◆ **Task to carry out**
Return the material exactly as supplied, apart from the pictures, which are omitted.

◆ **Supplied entries**
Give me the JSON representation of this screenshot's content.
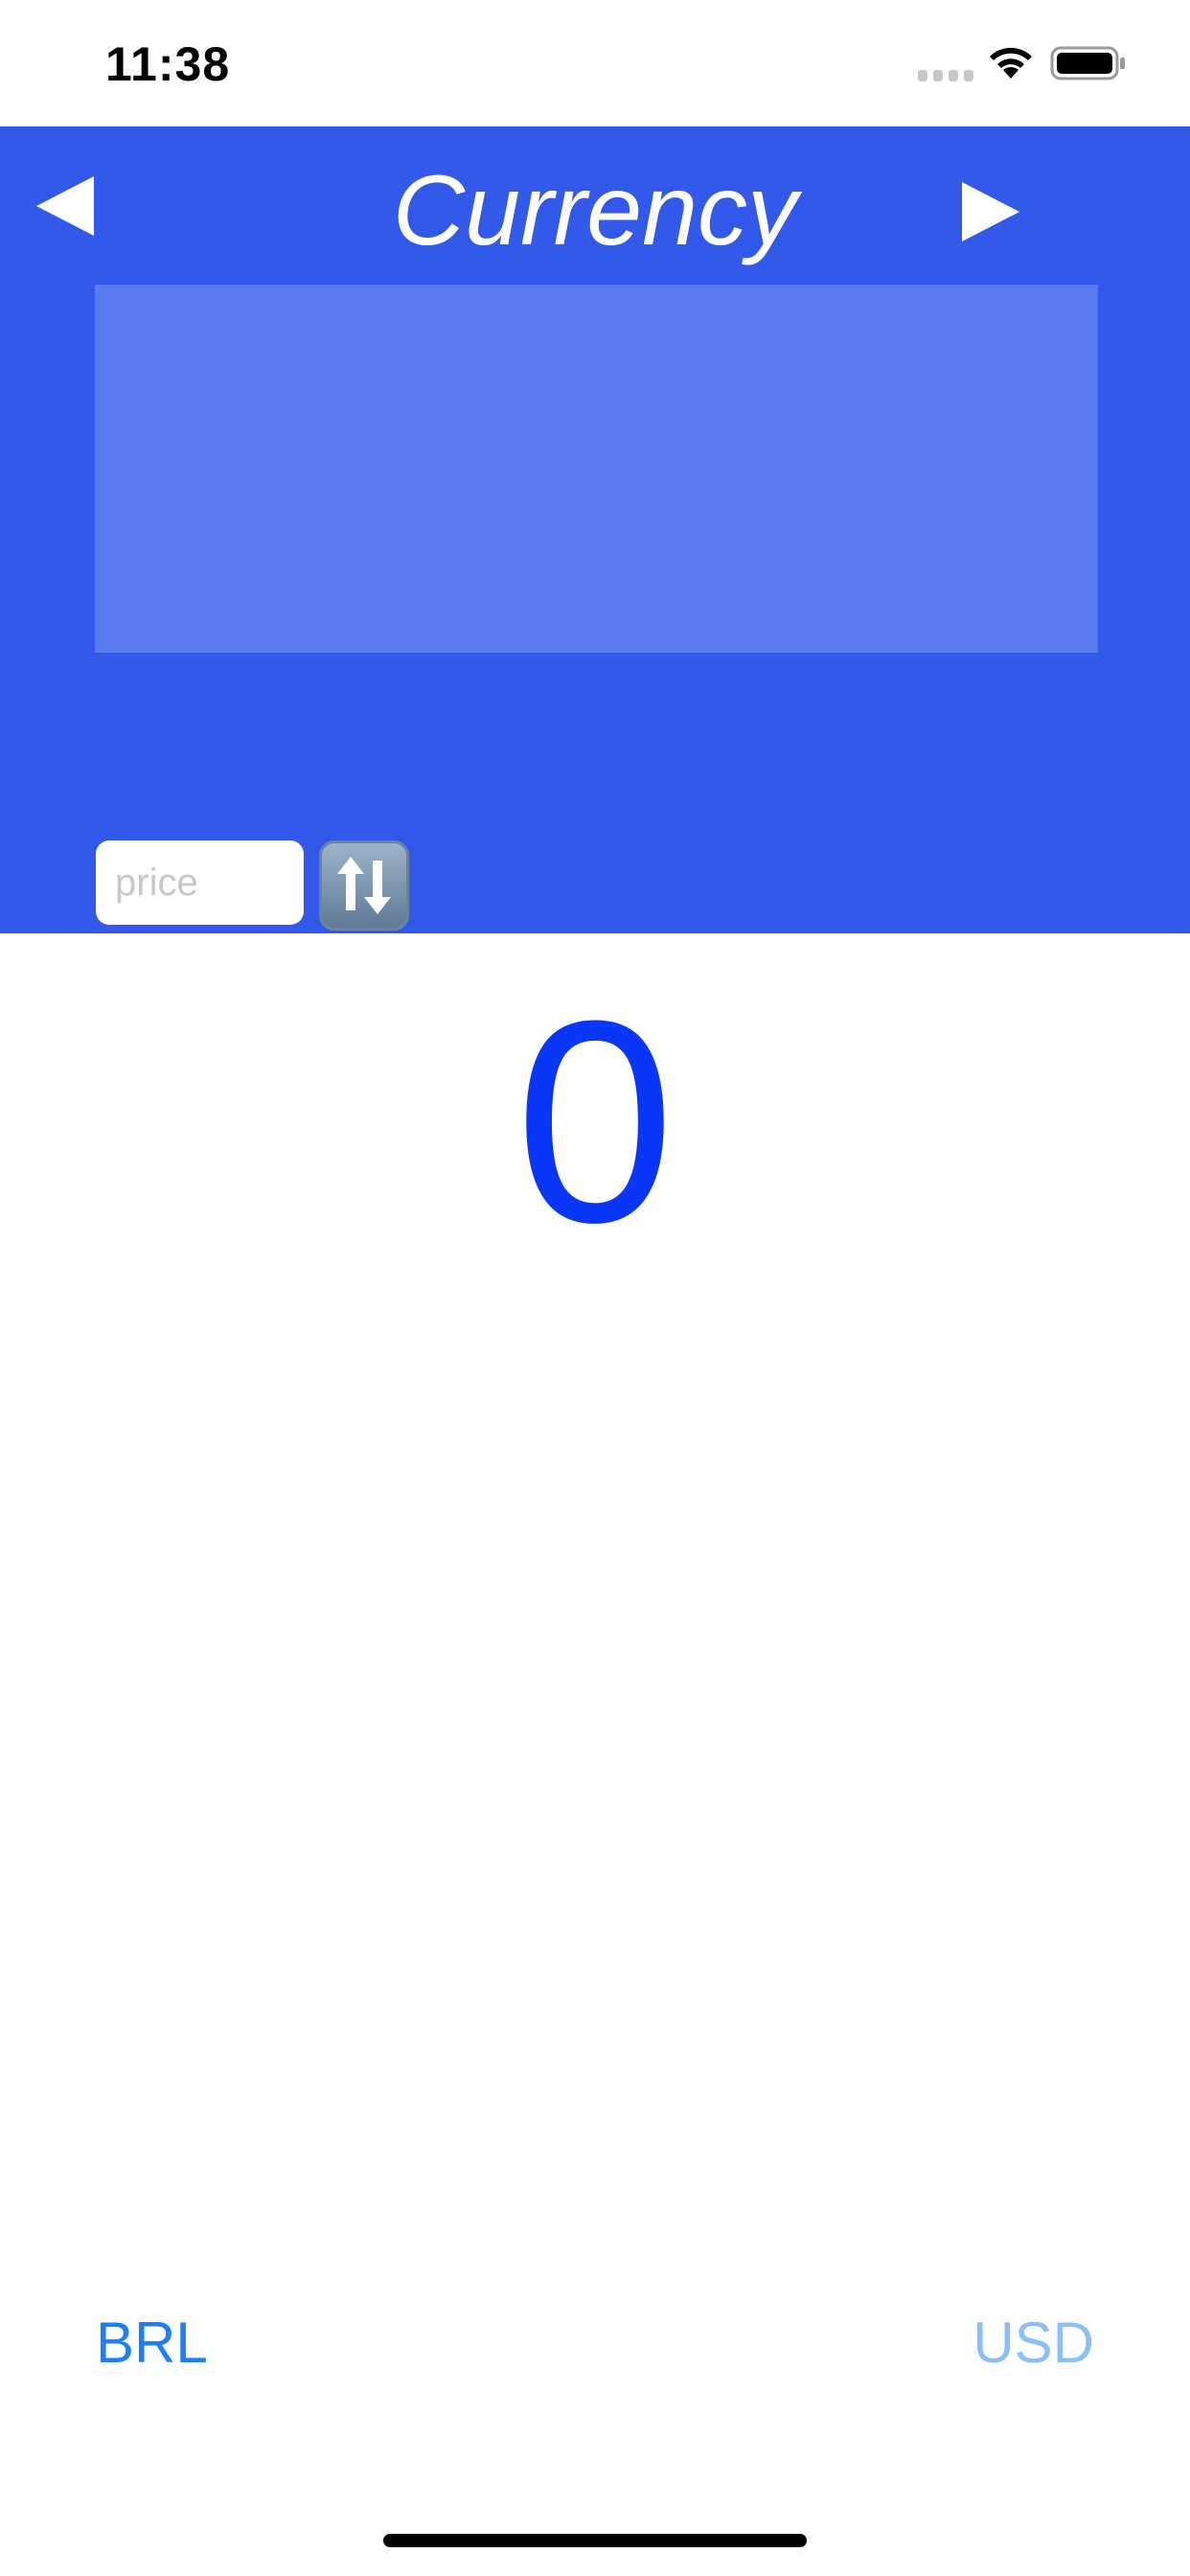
{
  "status_bar": {
    "time": "11:38"
  },
  "header": {
    "title": "Currency",
    "prev_icon": "triangle-left-icon",
    "next_icon": "triangle-right-icon",
    "background_color": "#3259ea",
    "panel_color": "#5a7bef"
  },
  "price_input": {
    "value": "",
    "placeholder": "price"
  },
  "swap_button": {
    "icon": "swap-arrows-icon"
  },
  "result": {
    "value": "0",
    "color": "#0a36f7"
  },
  "currencies": {
    "from": "BRL",
    "to": "USD",
    "from_color": "#1e7ef5",
    "to_color": "#8dbff7"
  }
}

◆ **Solution below**
Give me the JSON representation of this screenshot's content.
{
  "status_bar": {
    "time": "11:38"
  },
  "header": {
    "title": "Currency",
    "prev_icon": "triangle-left-icon",
    "next_icon": "triangle-right-icon",
    "background_color": "#3259ea",
    "panel_color": "#5a7bef"
  },
  "price_input": {
    "value": "",
    "placeholder": "price"
  },
  "swap_button": {
    "icon": "swap-arrows-icon"
  },
  "result": {
    "value": "0",
    "color": "#0a36f7"
  },
  "currencies": {
    "from": "BRL",
    "to": "USD",
    "from_color": "#1e7ef5",
    "to_color": "#8dbff7"
  }
}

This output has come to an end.